Stored records
---------------
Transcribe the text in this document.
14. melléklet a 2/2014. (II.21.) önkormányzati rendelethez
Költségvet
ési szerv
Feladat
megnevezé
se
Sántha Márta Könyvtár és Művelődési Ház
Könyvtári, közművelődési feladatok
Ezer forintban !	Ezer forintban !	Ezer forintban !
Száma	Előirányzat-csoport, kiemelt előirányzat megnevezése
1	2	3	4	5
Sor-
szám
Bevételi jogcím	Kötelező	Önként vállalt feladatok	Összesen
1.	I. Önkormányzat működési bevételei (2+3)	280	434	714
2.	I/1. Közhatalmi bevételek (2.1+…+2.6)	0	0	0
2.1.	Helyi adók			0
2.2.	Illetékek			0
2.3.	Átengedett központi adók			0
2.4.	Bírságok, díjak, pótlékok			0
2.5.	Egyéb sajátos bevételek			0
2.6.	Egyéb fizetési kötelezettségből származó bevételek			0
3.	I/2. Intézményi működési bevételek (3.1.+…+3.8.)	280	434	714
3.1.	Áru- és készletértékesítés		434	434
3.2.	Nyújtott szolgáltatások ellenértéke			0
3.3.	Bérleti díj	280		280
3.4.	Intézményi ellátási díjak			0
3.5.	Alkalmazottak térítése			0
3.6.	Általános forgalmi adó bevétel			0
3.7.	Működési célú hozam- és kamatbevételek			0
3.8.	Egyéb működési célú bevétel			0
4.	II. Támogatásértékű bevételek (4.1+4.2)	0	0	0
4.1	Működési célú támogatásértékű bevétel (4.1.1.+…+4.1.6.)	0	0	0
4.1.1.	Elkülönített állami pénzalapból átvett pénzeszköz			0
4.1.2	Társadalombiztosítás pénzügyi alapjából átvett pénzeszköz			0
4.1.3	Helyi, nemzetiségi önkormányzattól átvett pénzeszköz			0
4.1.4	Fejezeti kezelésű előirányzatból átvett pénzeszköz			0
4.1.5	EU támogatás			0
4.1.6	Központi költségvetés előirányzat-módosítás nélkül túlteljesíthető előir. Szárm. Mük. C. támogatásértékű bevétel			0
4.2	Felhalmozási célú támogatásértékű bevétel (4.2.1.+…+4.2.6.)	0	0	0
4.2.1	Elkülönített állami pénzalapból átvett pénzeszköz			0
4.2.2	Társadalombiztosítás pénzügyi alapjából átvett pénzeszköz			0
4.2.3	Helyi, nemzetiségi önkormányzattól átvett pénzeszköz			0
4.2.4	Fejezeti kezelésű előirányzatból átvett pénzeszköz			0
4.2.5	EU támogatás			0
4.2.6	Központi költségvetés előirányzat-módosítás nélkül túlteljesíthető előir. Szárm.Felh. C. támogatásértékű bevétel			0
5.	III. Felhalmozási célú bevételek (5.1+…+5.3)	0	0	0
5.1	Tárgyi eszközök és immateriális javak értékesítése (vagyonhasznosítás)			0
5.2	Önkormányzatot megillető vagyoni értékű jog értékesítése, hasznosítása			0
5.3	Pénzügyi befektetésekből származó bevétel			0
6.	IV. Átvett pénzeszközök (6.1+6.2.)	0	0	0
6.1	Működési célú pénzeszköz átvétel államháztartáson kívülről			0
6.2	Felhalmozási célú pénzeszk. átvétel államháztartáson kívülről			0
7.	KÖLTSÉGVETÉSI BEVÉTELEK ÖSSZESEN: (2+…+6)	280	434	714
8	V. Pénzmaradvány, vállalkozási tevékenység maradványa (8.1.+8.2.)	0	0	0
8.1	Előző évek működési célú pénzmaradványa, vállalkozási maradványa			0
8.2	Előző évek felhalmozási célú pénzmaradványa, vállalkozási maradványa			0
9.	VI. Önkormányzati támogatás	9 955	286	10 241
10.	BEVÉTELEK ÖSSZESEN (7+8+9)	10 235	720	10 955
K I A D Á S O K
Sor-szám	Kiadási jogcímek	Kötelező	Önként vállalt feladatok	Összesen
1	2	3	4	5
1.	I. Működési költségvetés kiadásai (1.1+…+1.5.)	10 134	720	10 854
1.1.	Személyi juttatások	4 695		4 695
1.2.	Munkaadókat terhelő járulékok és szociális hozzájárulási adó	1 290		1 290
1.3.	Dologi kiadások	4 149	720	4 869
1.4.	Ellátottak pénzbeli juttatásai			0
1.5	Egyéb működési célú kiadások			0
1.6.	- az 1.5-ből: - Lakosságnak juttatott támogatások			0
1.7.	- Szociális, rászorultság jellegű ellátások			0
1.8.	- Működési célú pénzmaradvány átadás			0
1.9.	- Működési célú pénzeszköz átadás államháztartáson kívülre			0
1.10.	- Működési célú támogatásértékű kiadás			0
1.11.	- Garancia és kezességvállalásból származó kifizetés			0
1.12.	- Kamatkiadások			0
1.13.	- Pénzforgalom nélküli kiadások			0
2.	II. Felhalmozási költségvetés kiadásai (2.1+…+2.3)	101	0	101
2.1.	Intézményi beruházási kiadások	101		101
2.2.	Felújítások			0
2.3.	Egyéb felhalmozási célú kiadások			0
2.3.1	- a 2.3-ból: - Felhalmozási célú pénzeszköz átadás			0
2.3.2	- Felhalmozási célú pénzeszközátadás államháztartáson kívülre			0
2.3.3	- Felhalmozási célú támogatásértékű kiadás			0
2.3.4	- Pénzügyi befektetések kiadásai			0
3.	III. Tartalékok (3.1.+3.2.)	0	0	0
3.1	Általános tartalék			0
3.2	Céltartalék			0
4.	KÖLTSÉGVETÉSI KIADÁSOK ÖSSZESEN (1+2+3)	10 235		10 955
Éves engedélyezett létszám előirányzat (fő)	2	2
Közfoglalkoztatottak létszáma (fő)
---------------
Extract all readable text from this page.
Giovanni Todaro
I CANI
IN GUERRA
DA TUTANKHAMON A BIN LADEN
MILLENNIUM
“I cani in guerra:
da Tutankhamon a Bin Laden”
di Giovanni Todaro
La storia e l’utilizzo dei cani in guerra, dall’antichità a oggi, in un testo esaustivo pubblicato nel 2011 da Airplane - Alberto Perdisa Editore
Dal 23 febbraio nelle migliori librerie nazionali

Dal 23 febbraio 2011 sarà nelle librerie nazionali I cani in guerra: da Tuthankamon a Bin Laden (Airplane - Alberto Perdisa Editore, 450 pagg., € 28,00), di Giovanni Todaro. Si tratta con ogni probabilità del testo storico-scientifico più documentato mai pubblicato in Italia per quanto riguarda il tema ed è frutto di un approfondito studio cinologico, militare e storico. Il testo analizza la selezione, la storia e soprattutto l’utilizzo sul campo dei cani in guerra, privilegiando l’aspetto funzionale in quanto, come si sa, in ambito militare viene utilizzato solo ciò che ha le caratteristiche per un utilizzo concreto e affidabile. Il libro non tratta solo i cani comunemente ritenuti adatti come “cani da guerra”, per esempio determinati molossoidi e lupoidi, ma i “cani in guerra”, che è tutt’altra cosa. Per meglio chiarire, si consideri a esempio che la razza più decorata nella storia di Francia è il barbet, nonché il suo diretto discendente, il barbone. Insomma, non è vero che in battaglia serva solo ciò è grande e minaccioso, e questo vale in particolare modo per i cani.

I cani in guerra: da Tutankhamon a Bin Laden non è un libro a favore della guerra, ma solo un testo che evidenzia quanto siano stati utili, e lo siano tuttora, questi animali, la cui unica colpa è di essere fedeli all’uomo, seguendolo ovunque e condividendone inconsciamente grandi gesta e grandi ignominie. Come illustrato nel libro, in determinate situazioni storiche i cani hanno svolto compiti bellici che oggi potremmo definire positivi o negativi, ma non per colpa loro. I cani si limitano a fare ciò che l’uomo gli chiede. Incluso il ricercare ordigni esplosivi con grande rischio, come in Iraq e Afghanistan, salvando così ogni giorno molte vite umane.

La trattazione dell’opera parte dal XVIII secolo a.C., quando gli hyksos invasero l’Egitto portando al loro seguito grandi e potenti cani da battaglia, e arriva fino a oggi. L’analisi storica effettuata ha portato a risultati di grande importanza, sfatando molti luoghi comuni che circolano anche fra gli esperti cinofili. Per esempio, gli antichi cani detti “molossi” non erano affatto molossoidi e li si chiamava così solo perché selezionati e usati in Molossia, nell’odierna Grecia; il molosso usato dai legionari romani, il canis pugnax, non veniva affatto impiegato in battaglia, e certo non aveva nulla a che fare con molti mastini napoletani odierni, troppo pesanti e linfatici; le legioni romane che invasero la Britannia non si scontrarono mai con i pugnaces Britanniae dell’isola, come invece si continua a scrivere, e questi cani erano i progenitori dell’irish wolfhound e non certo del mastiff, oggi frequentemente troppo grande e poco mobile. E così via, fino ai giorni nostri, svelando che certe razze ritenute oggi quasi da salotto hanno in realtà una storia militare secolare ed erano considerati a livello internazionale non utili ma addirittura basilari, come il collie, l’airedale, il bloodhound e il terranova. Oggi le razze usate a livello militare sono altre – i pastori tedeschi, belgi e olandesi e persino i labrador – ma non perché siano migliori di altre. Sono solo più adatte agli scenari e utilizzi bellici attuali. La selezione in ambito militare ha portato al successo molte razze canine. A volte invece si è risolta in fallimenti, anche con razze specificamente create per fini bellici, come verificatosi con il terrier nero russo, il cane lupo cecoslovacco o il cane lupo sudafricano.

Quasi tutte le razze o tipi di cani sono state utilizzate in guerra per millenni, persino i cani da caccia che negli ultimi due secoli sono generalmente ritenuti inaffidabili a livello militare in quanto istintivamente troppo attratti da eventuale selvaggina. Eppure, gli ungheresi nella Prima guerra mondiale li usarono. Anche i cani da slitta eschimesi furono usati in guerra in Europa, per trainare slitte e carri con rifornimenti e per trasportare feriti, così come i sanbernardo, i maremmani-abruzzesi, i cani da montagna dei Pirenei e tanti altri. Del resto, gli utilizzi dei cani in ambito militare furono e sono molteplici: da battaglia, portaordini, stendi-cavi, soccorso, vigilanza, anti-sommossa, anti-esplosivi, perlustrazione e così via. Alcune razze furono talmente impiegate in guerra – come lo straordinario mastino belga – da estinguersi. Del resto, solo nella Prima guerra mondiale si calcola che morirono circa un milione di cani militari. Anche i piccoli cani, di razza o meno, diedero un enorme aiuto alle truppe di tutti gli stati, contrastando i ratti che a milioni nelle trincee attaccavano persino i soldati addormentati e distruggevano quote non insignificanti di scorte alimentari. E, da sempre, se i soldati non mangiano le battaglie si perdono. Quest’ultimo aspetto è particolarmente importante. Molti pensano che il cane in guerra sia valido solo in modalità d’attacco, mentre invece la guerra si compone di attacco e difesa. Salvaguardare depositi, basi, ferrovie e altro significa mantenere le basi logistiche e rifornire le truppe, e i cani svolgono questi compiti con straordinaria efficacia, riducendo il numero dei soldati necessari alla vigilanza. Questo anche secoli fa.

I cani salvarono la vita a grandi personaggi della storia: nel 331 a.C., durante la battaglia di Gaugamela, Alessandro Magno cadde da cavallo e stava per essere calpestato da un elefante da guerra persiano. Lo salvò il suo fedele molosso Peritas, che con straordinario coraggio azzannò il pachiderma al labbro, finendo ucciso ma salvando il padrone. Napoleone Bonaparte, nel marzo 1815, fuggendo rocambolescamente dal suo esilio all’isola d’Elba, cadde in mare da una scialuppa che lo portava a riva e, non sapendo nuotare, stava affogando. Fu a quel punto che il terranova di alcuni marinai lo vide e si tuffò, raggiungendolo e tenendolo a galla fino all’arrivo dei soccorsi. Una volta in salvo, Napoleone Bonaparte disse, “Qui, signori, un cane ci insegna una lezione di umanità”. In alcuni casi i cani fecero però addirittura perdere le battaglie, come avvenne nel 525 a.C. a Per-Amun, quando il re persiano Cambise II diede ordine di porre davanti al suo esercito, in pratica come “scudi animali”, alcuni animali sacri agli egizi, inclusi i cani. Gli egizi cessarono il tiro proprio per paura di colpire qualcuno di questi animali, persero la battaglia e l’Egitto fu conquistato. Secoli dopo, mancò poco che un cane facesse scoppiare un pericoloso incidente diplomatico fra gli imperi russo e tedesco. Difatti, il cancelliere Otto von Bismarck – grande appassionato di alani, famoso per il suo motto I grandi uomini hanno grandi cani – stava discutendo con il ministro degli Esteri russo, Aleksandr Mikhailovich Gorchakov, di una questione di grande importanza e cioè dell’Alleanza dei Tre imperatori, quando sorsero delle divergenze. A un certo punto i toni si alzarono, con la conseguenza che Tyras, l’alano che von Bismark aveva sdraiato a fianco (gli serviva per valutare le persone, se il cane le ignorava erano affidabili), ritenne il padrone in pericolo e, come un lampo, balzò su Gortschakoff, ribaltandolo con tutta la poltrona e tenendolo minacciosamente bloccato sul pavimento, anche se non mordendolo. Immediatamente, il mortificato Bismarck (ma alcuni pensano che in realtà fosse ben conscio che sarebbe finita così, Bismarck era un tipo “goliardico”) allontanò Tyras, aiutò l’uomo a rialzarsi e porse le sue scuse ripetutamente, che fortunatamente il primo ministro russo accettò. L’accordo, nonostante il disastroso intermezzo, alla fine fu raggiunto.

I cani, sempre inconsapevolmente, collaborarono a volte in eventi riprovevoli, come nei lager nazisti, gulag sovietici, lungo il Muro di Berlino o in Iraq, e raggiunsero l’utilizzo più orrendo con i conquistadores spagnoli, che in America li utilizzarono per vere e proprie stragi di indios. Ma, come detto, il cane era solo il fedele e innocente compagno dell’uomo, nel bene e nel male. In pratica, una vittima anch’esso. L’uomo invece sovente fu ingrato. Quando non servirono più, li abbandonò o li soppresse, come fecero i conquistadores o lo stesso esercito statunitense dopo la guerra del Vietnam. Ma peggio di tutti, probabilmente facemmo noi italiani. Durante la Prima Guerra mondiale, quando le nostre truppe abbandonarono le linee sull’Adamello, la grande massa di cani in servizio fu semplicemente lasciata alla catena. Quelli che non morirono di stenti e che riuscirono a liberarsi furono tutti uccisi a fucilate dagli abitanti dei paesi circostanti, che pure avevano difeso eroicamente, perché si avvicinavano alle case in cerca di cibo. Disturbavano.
---------------
# [Exercise description]
Return, from the data, each line that has the word "maradványa" in it.

# [Correct answer]
8	V. Pénzmaradvány, vállalkozási tevékenység maradványa (8.1.+8.2.)	0	0	0
8.1	Előző évek működési célú pénzmaradványa, vállalkozási maradványa			0
8.2	Előző évek felhalmozási célú pénzmaradványa, vállalkozási maradványa			0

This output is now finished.